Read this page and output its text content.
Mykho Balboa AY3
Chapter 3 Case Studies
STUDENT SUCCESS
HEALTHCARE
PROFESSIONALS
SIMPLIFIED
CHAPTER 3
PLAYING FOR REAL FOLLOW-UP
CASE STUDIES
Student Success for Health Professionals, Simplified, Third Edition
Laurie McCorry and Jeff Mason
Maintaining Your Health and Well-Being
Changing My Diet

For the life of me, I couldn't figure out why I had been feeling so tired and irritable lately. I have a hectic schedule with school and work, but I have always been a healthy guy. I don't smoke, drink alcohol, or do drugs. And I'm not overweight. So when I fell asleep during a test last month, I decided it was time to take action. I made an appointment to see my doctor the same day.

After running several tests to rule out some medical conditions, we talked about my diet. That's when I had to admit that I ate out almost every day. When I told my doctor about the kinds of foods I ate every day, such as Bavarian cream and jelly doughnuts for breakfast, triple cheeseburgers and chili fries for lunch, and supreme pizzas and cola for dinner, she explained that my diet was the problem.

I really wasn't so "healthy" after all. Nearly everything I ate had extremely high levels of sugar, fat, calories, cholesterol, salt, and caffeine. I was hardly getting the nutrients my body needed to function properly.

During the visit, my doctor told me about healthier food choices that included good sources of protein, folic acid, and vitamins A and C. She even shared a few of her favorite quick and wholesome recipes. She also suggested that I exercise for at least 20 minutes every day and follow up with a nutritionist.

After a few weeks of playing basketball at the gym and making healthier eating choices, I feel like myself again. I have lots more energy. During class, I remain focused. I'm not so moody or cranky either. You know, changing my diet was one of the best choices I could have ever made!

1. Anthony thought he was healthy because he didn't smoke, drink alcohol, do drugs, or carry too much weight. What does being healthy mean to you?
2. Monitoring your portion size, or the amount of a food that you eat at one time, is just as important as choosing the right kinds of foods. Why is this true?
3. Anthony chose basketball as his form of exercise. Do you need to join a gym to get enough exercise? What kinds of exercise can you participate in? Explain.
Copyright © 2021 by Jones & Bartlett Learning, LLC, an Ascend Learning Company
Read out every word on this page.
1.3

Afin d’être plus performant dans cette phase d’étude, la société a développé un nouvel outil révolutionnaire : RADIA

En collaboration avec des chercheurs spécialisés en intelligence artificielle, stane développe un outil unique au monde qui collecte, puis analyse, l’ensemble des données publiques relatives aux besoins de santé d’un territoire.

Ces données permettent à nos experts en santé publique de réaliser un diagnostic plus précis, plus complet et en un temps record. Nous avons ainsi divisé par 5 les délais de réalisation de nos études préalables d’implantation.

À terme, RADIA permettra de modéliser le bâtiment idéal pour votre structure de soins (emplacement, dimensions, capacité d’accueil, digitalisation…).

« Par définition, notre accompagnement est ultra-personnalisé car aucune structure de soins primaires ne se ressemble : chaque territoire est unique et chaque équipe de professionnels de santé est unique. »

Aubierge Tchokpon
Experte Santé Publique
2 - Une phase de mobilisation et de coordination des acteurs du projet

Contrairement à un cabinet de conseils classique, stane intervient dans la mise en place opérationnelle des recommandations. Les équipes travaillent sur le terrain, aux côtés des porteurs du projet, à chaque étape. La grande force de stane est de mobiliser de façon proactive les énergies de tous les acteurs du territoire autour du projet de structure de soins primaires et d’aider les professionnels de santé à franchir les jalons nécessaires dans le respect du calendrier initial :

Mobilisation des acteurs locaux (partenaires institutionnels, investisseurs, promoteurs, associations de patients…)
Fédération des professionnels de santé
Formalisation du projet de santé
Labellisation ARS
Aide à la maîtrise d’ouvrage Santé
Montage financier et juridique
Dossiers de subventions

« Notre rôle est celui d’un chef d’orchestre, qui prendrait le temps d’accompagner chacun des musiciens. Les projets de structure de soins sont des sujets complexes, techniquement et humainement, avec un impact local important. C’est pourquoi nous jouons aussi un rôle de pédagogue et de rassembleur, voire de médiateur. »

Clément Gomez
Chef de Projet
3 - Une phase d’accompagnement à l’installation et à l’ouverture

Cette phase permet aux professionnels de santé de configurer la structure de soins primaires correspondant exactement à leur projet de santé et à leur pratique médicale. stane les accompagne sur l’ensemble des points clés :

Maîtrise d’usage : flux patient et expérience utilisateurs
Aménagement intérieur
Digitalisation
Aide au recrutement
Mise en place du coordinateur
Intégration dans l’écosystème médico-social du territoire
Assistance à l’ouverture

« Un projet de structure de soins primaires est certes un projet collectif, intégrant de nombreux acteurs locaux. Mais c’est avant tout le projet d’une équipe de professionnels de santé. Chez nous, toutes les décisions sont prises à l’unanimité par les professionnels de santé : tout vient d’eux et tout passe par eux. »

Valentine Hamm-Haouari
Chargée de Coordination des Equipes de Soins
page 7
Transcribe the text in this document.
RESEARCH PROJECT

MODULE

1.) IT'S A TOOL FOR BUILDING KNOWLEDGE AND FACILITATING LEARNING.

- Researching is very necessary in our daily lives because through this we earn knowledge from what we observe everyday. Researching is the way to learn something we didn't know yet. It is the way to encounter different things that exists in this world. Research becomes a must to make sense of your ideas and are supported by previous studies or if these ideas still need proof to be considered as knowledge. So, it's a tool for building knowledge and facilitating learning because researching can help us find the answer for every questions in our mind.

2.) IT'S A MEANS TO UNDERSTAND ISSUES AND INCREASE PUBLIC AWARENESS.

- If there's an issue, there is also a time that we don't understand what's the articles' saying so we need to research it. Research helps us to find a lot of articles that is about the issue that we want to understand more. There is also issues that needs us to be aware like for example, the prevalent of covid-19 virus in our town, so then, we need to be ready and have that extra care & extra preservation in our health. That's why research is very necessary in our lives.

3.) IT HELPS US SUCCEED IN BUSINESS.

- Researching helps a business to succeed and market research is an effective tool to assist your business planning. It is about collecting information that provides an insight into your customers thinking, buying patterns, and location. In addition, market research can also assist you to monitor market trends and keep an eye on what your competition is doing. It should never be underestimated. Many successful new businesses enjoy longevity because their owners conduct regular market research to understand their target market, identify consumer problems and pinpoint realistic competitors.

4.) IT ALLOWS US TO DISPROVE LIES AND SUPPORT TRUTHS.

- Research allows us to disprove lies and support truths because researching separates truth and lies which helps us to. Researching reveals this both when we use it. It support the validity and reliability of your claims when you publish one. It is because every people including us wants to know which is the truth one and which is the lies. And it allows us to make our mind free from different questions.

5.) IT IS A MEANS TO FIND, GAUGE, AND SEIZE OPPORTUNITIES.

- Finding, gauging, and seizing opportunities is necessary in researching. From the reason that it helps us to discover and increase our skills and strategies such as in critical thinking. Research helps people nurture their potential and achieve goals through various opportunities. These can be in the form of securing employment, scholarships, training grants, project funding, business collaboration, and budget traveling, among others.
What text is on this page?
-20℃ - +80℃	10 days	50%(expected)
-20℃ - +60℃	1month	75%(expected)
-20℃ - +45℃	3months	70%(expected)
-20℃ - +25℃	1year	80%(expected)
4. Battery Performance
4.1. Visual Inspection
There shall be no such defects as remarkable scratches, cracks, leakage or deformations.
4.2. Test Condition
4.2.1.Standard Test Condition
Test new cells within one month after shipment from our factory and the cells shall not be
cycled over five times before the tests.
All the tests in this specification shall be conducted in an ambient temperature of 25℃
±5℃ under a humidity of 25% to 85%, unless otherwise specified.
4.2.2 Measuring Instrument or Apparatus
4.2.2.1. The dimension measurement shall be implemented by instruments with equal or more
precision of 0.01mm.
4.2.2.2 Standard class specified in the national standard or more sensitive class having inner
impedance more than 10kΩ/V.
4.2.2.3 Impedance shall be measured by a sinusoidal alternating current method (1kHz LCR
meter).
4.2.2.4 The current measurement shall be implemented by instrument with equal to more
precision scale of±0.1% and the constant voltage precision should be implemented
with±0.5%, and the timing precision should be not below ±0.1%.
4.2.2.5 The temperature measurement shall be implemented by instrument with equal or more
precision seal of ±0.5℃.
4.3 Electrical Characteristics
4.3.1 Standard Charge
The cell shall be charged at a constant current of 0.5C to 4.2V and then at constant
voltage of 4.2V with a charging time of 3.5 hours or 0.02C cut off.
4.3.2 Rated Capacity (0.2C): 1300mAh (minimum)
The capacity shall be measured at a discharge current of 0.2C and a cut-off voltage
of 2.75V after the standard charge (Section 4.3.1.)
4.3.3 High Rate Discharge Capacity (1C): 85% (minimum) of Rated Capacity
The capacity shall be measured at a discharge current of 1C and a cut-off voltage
++++++++++
_EXERCISE DETAILS_: For each line of the material that contains the word "implemented", make a copy.

_OUTPUT OF THE EXERCISE_:
4.2.2.1. The dimension measurement shall be implemented by instruments with equal or more
4.2.2.4 The current measurement shall be implemented by instrument with equal to more
precision scale of±0.1% and the constant voltage precision should be implemented
4.2.2.5 The temperature measurement shall be implemented by instrument with equal or more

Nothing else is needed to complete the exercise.